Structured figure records
■ ■ ■ ■

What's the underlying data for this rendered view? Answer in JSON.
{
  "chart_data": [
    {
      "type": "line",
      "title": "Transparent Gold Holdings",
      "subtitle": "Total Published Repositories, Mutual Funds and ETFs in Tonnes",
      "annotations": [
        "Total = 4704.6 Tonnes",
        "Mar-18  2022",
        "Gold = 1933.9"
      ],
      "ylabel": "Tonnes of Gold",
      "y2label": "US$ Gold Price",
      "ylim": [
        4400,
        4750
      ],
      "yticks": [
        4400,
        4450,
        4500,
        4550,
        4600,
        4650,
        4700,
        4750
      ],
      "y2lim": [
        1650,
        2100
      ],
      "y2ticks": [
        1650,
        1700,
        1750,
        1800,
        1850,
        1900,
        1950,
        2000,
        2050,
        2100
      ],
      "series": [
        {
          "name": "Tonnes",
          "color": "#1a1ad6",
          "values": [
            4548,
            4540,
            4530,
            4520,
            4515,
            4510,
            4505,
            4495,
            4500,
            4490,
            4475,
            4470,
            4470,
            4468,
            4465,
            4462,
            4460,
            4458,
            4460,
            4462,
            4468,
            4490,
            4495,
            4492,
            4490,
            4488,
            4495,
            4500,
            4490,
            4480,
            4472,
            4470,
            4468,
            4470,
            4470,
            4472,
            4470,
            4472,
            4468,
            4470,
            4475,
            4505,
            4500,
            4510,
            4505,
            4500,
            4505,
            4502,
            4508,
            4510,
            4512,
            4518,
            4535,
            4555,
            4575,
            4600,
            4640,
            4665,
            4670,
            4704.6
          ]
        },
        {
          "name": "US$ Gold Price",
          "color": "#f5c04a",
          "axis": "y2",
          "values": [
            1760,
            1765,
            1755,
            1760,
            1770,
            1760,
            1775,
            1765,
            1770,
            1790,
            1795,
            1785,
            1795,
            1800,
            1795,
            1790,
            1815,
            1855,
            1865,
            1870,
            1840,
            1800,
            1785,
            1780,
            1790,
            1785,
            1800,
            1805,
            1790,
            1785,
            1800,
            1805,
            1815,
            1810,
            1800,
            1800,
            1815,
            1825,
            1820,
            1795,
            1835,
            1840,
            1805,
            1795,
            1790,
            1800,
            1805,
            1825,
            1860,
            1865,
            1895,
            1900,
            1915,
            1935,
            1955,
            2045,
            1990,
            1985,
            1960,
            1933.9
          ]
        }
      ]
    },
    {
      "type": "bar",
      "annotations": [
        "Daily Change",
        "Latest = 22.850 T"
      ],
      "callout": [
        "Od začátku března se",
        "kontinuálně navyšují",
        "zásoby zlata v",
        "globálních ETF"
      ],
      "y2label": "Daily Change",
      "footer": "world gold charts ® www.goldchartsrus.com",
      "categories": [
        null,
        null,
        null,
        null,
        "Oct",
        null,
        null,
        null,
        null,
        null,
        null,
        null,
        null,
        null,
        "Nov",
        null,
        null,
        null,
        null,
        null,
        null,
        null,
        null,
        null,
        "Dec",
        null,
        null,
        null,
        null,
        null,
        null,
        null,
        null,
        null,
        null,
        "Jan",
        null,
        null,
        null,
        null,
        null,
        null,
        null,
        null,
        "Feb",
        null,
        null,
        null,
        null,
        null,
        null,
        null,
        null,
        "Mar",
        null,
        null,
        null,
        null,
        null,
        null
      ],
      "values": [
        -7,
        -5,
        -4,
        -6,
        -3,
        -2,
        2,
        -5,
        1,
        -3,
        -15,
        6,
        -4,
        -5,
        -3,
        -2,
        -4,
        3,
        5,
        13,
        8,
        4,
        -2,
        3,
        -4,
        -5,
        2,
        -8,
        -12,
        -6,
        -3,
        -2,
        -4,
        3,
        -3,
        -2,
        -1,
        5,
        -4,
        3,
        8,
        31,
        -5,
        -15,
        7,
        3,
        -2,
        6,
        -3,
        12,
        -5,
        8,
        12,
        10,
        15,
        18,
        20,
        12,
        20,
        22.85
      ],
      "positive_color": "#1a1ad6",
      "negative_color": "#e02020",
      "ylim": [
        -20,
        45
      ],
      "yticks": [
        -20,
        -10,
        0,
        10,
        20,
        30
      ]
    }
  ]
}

■ ■ ■ ■

### REQUIRED TASK
From the listing above, copy out each line where the word "Tonnes" appears.

### RESULT FOR THIS TASK
      "subtitle": "Total Published Repositories, Mutual Funds and ETFs in Tonnes",
        "Total = 4704.6 Tonnes",
      "ylabel": "Tonnes of Gold",
          "name": "Tonnes",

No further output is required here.